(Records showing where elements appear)
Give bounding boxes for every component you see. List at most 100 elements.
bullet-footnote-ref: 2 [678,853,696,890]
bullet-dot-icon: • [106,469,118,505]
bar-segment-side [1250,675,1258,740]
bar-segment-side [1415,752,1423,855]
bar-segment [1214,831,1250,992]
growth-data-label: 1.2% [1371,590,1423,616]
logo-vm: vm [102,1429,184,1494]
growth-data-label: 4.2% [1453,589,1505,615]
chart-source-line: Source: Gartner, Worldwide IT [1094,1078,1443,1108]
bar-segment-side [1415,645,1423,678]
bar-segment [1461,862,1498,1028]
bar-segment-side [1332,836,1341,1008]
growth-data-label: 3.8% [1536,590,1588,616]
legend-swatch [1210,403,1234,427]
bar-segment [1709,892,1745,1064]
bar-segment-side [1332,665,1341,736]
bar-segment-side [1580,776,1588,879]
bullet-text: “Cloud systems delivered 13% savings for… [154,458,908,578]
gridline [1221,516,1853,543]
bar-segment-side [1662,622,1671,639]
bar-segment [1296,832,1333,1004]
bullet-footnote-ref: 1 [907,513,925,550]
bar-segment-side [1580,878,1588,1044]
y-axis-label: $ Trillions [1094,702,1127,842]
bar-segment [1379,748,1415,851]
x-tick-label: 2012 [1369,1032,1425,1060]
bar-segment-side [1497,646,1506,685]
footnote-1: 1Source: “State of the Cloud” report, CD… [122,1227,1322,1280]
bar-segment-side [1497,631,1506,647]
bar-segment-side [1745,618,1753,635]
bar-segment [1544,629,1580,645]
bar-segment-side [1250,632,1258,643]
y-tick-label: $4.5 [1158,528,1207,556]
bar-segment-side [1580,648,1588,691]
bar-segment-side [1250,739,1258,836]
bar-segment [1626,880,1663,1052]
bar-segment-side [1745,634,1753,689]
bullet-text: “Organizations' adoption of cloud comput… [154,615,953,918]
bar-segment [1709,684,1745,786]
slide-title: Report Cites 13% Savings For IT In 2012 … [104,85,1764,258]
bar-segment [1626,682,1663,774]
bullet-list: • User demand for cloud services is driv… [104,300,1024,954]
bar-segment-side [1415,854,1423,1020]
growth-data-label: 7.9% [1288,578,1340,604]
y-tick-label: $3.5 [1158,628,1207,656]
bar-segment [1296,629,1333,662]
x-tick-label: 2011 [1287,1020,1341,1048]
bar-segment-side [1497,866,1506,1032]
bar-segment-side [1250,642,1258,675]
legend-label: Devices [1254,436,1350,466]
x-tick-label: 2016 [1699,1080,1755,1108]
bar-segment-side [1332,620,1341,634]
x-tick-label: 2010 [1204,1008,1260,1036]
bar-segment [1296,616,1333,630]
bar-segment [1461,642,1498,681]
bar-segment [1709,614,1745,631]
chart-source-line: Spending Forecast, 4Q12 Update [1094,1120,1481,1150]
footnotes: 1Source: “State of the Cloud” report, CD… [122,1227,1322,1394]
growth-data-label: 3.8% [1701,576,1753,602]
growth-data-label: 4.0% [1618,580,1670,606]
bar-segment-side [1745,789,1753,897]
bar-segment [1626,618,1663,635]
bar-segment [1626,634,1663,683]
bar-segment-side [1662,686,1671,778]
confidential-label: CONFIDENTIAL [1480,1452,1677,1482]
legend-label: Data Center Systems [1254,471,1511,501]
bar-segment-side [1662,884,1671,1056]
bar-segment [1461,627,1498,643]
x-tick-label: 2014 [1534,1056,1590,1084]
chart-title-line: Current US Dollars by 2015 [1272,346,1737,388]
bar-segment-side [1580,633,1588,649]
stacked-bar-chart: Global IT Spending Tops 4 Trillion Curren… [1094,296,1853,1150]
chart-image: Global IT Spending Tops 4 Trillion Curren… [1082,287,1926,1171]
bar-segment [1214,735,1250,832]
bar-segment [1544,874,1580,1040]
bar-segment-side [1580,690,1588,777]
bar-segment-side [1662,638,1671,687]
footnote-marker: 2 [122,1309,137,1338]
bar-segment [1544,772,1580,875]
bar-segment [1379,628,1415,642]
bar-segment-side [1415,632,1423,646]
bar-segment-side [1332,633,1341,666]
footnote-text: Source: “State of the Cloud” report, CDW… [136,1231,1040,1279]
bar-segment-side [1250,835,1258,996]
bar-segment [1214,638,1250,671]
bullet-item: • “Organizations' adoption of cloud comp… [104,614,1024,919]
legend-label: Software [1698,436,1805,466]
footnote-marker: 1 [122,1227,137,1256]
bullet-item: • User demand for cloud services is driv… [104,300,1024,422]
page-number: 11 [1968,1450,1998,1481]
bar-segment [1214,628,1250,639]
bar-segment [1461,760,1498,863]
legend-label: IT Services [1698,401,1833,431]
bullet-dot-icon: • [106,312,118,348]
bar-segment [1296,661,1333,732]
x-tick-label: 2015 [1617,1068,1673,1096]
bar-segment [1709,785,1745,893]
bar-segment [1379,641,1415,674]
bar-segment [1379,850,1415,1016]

» **Requirement**: Copy out the data from its very first line down to the line containing "logo-vm: vm [102,1429,184,1494]", keeping both of those lines.

» **Correct response**:
Give bounding boxes for every component you see. List at most 100 elements.
bullet-footnote-ref: 2 [678,853,696,890]
bullet-dot-icon: • [106,469,118,505]
bar-segment-side [1250,675,1258,740]
bar-segment-side [1415,752,1423,855]
bar-segment [1214,831,1250,992]
growth-data-label: 1.2% [1371,590,1423,616]
logo-vm: vm [102,1429,184,1494]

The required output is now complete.